• [Data items]
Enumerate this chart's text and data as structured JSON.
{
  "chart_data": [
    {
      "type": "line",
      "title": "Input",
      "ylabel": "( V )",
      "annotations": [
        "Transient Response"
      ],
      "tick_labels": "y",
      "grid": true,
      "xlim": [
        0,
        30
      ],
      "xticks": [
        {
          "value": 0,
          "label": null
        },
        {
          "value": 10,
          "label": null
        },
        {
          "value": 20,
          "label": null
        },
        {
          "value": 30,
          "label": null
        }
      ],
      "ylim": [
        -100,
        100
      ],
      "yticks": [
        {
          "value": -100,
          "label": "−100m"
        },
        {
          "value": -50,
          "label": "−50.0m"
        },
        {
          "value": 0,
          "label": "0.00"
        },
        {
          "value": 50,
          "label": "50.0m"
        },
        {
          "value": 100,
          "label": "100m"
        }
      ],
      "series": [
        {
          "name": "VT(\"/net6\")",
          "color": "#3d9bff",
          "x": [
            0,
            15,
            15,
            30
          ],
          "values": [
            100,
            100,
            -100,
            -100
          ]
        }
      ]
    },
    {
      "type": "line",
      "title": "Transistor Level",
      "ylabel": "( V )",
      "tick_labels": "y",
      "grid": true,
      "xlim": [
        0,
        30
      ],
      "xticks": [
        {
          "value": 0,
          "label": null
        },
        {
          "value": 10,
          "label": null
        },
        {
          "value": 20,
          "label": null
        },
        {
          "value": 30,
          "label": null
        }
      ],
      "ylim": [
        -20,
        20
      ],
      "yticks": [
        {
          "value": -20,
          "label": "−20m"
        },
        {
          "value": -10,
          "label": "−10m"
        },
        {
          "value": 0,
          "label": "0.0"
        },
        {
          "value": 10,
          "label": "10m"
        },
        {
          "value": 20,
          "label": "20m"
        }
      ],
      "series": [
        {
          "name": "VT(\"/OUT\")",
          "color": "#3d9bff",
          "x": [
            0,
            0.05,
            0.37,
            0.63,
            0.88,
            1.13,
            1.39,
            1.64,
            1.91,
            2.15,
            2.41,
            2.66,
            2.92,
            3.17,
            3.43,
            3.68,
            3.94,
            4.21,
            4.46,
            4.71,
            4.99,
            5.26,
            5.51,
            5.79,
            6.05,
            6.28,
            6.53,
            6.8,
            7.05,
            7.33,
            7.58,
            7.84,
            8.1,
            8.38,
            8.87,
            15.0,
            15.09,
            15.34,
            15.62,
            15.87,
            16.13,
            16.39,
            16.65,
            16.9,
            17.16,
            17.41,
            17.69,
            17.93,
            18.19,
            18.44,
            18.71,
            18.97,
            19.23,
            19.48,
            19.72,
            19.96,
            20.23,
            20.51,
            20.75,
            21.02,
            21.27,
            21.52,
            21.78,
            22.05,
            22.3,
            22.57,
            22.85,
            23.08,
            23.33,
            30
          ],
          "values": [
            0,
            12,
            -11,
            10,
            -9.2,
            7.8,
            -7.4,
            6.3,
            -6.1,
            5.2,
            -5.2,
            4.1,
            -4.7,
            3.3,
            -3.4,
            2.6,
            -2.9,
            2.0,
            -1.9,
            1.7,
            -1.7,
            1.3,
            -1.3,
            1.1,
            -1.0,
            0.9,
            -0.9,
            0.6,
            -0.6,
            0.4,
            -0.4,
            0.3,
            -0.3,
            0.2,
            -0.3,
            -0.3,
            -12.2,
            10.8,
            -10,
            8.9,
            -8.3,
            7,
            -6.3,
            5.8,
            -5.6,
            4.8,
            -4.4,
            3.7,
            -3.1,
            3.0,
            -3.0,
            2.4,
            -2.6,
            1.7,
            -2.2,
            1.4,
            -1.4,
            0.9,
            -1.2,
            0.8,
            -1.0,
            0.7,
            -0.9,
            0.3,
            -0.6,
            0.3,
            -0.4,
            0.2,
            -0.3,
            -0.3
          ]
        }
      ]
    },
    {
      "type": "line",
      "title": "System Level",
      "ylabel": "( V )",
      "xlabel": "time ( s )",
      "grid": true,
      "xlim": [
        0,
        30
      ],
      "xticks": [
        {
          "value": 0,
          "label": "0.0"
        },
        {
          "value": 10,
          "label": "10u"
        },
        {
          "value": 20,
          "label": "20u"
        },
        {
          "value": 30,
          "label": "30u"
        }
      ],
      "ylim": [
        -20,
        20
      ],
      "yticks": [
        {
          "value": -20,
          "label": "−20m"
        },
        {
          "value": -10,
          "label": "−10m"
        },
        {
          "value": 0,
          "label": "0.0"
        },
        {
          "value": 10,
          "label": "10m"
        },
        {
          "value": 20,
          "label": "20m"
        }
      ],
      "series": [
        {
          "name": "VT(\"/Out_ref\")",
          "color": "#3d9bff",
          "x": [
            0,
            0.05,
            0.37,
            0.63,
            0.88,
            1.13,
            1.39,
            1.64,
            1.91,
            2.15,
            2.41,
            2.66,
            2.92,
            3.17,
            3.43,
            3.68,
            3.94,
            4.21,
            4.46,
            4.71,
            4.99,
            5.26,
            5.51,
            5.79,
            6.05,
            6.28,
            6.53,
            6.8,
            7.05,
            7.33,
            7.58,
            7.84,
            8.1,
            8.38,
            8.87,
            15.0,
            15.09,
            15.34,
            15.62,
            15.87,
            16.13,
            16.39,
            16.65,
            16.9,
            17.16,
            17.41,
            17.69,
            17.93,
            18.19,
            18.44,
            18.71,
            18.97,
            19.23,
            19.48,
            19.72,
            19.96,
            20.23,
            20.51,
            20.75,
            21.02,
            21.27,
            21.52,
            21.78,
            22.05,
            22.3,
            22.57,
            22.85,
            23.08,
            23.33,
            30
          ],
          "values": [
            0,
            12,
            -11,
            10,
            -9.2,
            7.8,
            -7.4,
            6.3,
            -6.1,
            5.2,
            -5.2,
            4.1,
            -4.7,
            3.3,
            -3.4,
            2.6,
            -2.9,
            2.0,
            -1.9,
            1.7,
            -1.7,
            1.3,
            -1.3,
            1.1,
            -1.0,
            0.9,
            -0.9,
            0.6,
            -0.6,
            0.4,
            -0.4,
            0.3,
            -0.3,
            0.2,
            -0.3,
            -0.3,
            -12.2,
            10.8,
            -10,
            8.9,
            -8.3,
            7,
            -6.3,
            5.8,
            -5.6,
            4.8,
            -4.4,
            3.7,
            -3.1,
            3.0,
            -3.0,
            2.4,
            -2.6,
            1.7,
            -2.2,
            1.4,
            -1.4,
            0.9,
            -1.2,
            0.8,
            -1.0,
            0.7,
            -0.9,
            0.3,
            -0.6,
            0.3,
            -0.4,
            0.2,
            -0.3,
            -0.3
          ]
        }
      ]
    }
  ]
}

• [Required task] Write out every entry again, keeping each line exactly the same.

• [Completed task]
Enumerate this chart's text and data as structured JSON.
{
  "chart_data": [
    {
      "type": "line",
      "title": "Input",
      "ylabel": "( V )",
      "annotations": [
        "Transient Response"
      ],
      "tick_labels": "y",
      "grid": true,
      "xlim": [
        0,
        30
      ],
      "xticks": [
        {
          "value": 0,
          "label": null
        },
        {
          "value": 10,
          "label": null
        },
        {
          "value": 20,
          "label": null
        },
        {
          "value": 30,
          "label": null
        }
      ],
      "ylim": [
        -100,
        100
      ],
      "yticks": [
        {
          "value": -100,
          "label": "−100m"
        },
        {
          "value": -50,
          "label": "−50.0m"
        },
        {
          "value": 0,
          "label": "0.00"
        },
        {
          "value": 50,
          "label": "50.0m"
        },
        {
          "value": 100,
          "label": "100m"
        }
      ],
      "series": [
        {
          "name": "VT(\"/net6\")",
          "color": "#3d9bff",
          "x": [
            0,
            15,
            15,
            30
          ],
          "values": [
            100,
            100,
            -100,
            -100
          ]
        }
      ]
    },
    {
      "type": "line",
      "title": "Transistor Level",
      "ylabel": "( V )",
      "tick_labels": "y",
      "grid": true,
      "xlim": [
        0,
        30
      ],
      "xticks": [
        {
          "value": 0,
          "label": null
        },
        {
          "value": 10,
          "label": null
        },
        {
          "value": 20,
          "label": null
        },
        {
          "value": 30,
          "label": null
        }
      ],
      "ylim": [
        -20,
        20
      ],
      "yticks": [
        {
          "value": -20,
          "label": "−20m"
        },
        {
          "value": -10,
          "label": "−10m"
        },
        {
          "value": 0,
          "label": "0.0"
        },
        {
          "value": 10,
          "label": "10m"
        },
        {
          "value": 20,
          "label": "20m"
        }
      ],
      "series": [
        {
          "name": "VT(\"/OUT\")",
          "color": "#3d9bff",
          "x": [
            0,
            0.05,
            0.37,
            0.63,
            0.88,
            1.13,
            1.39,
            1.64,
            1.91,
            2.15,
            2.41,
            2.66,
            2.92,
            3.17,
            3.43,
            3.68,
            3.94,
            4.21,
            4.46,
            4.71,
            4.99,
            5.26,
            5.51,
            5.79,
            6.05,
            6.28,
            6.53,
            6.8,
            7.05,
            7.33,
            7.58,
            7.84,
            8.1,
            8.38,
            8.87,
            15.0,
            15.09,
            15.34,
            15.62,
            15.87,
            16.13,
            16.39,
            16.65,
            16.9,
            17.16,
            17.41,
            17.69,
            17.93,
            18.19,
            18.44,
            18.71,
            18.97,
            19.23,
            19.48,
            19.72,
            19.96,
            20.23,
            20.51,
            20.75,
            21.02,
            21.27,
            21.52,
            21.78,
            22.05,
            22.3,
            22.57,
            22.85,
            23.08,
            23.33,
            30
          ],
          "values": [
            0,
            12,
            -11,
            10,
            -9.2,
            7.8,
            -7.4,
            6.3,
            -6.1,
            5.2,
            -5.2,
            4.1,
            -4.7,
            3.3,
            -3.4,
            2.6,
            -2.9,
            2.0,
            -1.9,
            1.7,
            -1.7,
            1.3,
            -1.3,
            1.1,
            -1.0,
            0.9,
            -0.9,
            0.6,
            -0.6,
            0.4,
            -0.4,
            0.3,
            -0.3,
            0.2,
            -0.3,
            -0.3,
            -12.2,
            10.8,
            -10,
            8.9,
            -8.3,
            7,
            -6.3,
            5.8,
            -5.6,
            4.8,
            -4.4,
            3.7,
            -3.1,
            3.0,
            -3.0,
            2.4,
            -2.6,
            1.7,
            -2.2,
            1.4,
            -1.4,
            0.9,
            -1.2,
            0.8,
            -1.0,
            0.7,
            -0.9,
            0.3,
            -0.6,
            0.3,
            -0.4,
            0.2,
            -0.3,
            -0.3
          ]
        }
      ]
    },
    {
      "type": "line",
      "title": "System Level",
      "ylabel": "( V )",
      "xlabel": "time ( s )",
      "grid": true,
      "xlim": [
        0,
        30
      ],
      "xticks": [
        {
          "value": 0,
          "label": "0.0"
        },
        {
          "value": 10,
          "label": "10u"
        },
        {
          "value": 20,
          "label": "20u"
        },
        {
          "value": 30,
          "label": "30u"
        }
      ],
      "ylim": [
        -20,
        20
      ],
      "yticks": [
        {
          "value": -20,
          "label": "−20m"
        },
        {
          "value": -10,
          "label": "−10m"
        },
        {
          "value": 0,
          "label": "0.0"
        },
        {
          "value": 10,
          "label": "10m"
        },
        {
          "value": 20,
          "label": "20m"
        }
      ],
      "series": [
        {
          "name": "VT(\"/Out_ref\")",
          "color": "#3d9bff",
          "x": [
            0,
            0.05,
            0.37,
            0.63,
            0.88,
            1.13,
            1.39,
            1.64,
            1.91,
            2.15,
            2.41,
            2.66,
            2.92,
            3.17,
            3.43,
            3.68,
            3.94,
            4.21,
            4.46,
            4.71,
            4.99,
            5.26,
            5.51,
            5.79,
            6.05,
            6.28,
            6.53,
            6.8,
            7.05,
            7.33,
            7.58,
            7.84,
            8.1,
            8.38,
            8.87,
            15.0,
            15.09,
            15.34,
            15.62,
            15.87,
            16.13,
            16.39,
            16.65,
            16.9,
            17.16,
            17.41,
            17.69,
            17.93,
            18.19,
            18.44,
            18.71,
            18.97,
            19.23,
            19.48,
            19.72,
            19.96,
            20.23,
            20.51,
            20.75,
            21.02,
            21.27,
            21.52,
            21.78,
            22.05,
            22.3,
            22.57,
            22.85,
            23.08,
            23.33,
            30
          ],
          "values": [
            0,
            12,
            -11,
            10,
            -9.2,
            7.8,
            -7.4,
            6.3,
            -6.1,
            5.2,
            -5.2,
            4.1,
            -4.7,
            3.3,
            -3.4,
            2.6,
            -2.9,
            2.0,
            -1.9,
            1.7,
            -1.7,
            1.3,
            -1.3,
            1.1,
            -1.0,
            0.9,
            -0.9,
            0.6,
            -0.6,
            0.4,
            -0.4,
            0.3,
            -0.3,
            0.2,
            -0.3,
            -0.3,
            -12.2,
            10.8,
            -10,
            8.9,
            -8.3,
            7,
            -6.3,
            5.8,
            -5.6,
            4.8,
            -4.4,
            3.7,
            -3.1,
            3.0,
            -3.0,
            2.4,
            -2.6,
            1.7,
            -2.2,
            1.4,
            -1.4,
            0.9,
            -1.2,
            0.8,
            -1.0,
            0.7,
            -0.9,
            0.3,
            -0.6,
            0.3,
            -0.4,
            0.2,
            -0.3,
            -0.3
          ]
        }
      ]
    }
  ]
}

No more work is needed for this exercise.